Stated task: Can you output the material exactly as written, minus any pictures it holds?

Data shown:

========================================

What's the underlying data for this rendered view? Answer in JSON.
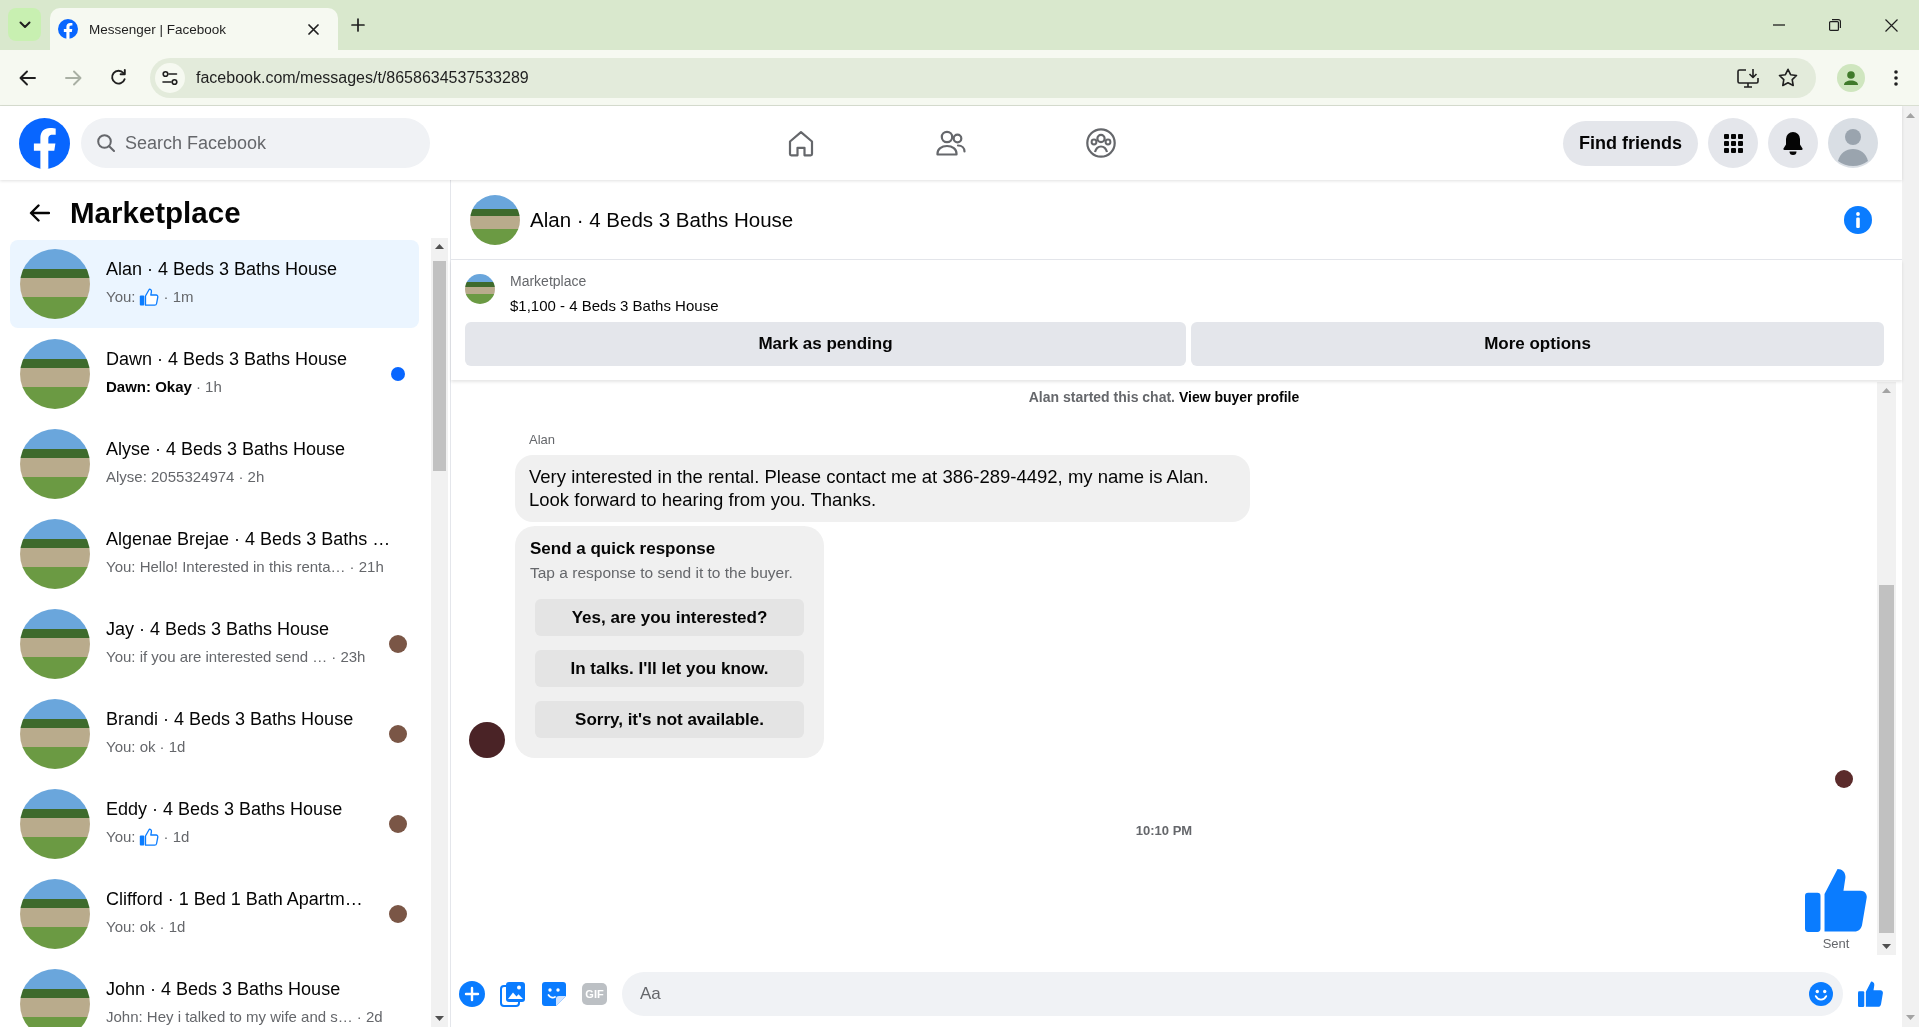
{
  "browser": {
    "tab_title": "Messenger | Facebook",
    "url": "facebook.com/messages/t/8658634537533289",
    "forward_disabled": true
  },
  "topbar": {
    "search": {
      "placeholder": "Search Facebook"
    },
    "find_friends": "Find friends"
  },
  "sidebar": {
    "title": "Marketplace",
    "conversations": [
      {
        "name": "Alan · 4 Beds 3 Baths House",
        "preview": "You:",
        "like": true,
        "time": "· 1m",
        "selected": true,
        "unread": false,
        "seen": false
      },
      {
        "name": "Dawn · 4 Beds 3 Baths House",
        "preview": "Dawn: Okay",
        "like": false,
        "time": "· 1h",
        "selected": false,
        "unread": true,
        "seen": false
      },
      {
        "name": "Alyse · 4 Beds 3 Baths House",
        "preview": "Alyse: 2055324974",
        "like": false,
        "time": "· 2h",
        "selected": false,
        "unread": false,
        "seen": false
      },
      {
        "name": "Algenae Brejae · 4 Beds 3 Baths …",
        "preview": "You: Hello! Interested in this renta…",
        "like": false,
        "time": "· 21h",
        "selected": false,
        "unread": false,
        "seen": false
      },
      {
        "name": "Jay · 4 Beds 3 Baths House",
        "preview": "You: if you are interested send …",
        "like": false,
        "time": "· 23h",
        "selected": false,
        "unread": false,
        "seen": true
      },
      {
        "name": "Brandi · 4 Beds 3 Baths House",
        "preview": "You: ok",
        "like": false,
        "time": "· 1d",
        "selected": false,
        "unread": false,
        "seen": true
      },
      {
        "name": "Eddy · 4 Beds 3 Baths House",
        "preview": "You:",
        "like": true,
        "time": "· 1d",
        "selected": false,
        "unread": false,
        "seen": true
      },
      {
        "name": "Clifford · 1 Bed 1 Bath Apartm…",
        "preview": "You: ok",
        "like": false,
        "time": "· 1d",
        "selected": false,
        "unread": false,
        "seen": true
      },
      {
        "name": "John · 4 Beds 3 Baths House",
        "preview": "John: Hey i talked to my wife and s…",
        "like": false,
        "time": "· 2d",
        "selected": false,
        "unread": false,
        "seen": false
      }
    ]
  },
  "chat": {
    "title": "Alan · 4 Beds 3 Baths House",
    "listing": {
      "label": "Marketplace",
      "title": "$1,100 - 4 Beds 3 Baths House"
    },
    "actions": [
      "Mark as pending",
      "More options"
    ],
    "thread": [
      {
        "kind": "notice",
        "text": "Alan started this chat.",
        "link": "View buyer profile"
      },
      {
        "kind": "incoming_group",
        "sender": "Alan",
        "messages": [
          {
            "kind": "text",
            "text": "Very interested in the rental. Please contact me at 386-289-4492, my name is Alan. Look forward to hearing from you. Thanks."
          },
          {
            "kind": "quick_replies",
            "title": "Send a quick response",
            "subtitle": "Tap a response to send it to the buyer.",
            "options": [
              "Yes, are you interested?",
              "In talks. I'll let you know.",
              "Sorry, it's not available."
            ]
          }
        ]
      },
      {
        "kind": "seen"
      },
      {
        "kind": "timestamp",
        "text": "10:10 PM"
      },
      {
        "kind": "like",
        "status": "Sent"
      }
    ],
    "composer": {
      "placeholder": "Aa",
      "gif_label": "GIF"
    }
  }
}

========================================

Output for this task:
What's the underlying data for this rendered view? Answer in JSON.
{
  "browser": {
    "tab_title": "Messenger | Facebook",
    "url": "facebook.com/messages/t/8658634537533289",
    "forward_disabled": true
  },
  "topbar": {
    "search": {
      "placeholder": "Search Facebook"
    },
    "find_friends": "Find friends"
  },
  "sidebar": {
    "title": "Marketplace",
    "conversations": [
      {
        "name": "Alan · 4 Beds 3 Baths House",
        "preview": "You:",
        "like": true,
        "time": "· 1m",
        "selected": true,
        "unread": false,
        "seen": false
      },
      {
        "name": "Dawn · 4 Beds 3 Baths House",
        "preview": "Dawn: Okay",
        "like": false,
        "time": "· 1h",
        "selected": false,
        "unread": true,
        "seen": false
      },
      {
        "name": "Alyse · 4 Beds 3 Baths House",
        "preview": "Alyse: 2055324974",
        "like": false,
        "time": "· 2h",
        "selected": false,
        "unread": false,
        "seen": false
      },
      {
        "name": "Algenae Brejae · 4 Beds 3 Baths …",
        "preview": "You: Hello! Interested in this renta…",
        "like": false,
        "time": "· 21h",
        "selected": false,
        "unread": false,
        "seen": false
      },
      {
        "name": "Jay · 4 Beds 3 Baths House",
        "preview": "You: if you are interested send …",
        "like": false,
        "time": "· 23h",
        "selected": false,
        "unread": false,
        "seen": true
      },
      {
        "name": "Brandi · 4 Beds 3 Baths House",
        "preview": "You: ok",
        "like": false,
        "time": "· 1d",
        "selected": false,
        "unread": false,
        "seen": true
      },
      {
        "name": "Eddy · 4 Beds 3 Baths House",
        "preview": "You:",
        "like": true,
        "time": "· 1d",
        "selected": false,
        "unread": false,
        "seen": true
      },
      {
        "name": "Clifford · 1 Bed 1 Bath Apartm…",
        "preview": "You: ok",
        "like": false,
        "time": "· 1d",
        "selected": false,
        "unread": false,
        "seen": true
      },
      {
        "name": "John · 4 Beds 3 Baths House",
        "preview": "John: Hey i talked to my wife and s…",
        "like": false,
        "time": "· 2d",
        "selected": false,
        "unread": false,
        "seen": false
      }
    ]
  },
  "chat": {
    "title": "Alan · 4 Beds 3 Baths House",
    "listing": {
      "label": "Marketplace",
      "title": "$1,100 - 4 Beds 3 Baths House"
    },
    "actions": [
      "Mark as pending",
      "More options"
    ],
    "thread": [
      {
        "kind": "notice",
        "text": "Alan started this chat.",
        "link": "View buyer profile"
      },
      {
        "kind": "incoming_group",
        "sender": "Alan",
        "messages": [
          {
            "kind": "text",
            "text": "Very interested in the rental. Please contact me at 386-289-4492, my name is Alan. Look forward to hearing from you. Thanks."
          },
          {
            "kind": "quick_replies",
            "title": "Send a quick response",
            "subtitle": "Tap a response to send it to the buyer.",
            "options": [
              "Yes, are you interested?",
              "In talks. I'll let you know.",
              "Sorry, it's not available."
            ]
          }
        ]
      },
      {
        "kind": "seen"
      },
      {
        "kind": "timestamp",
        "text": "10:10 PM"
      },
      {
        "kind": "like",
        "status": "Sent"
      }
    ],
    "composer": {
      "placeholder": "Aa",
      "gif_label": "GIF"
    }
  }
}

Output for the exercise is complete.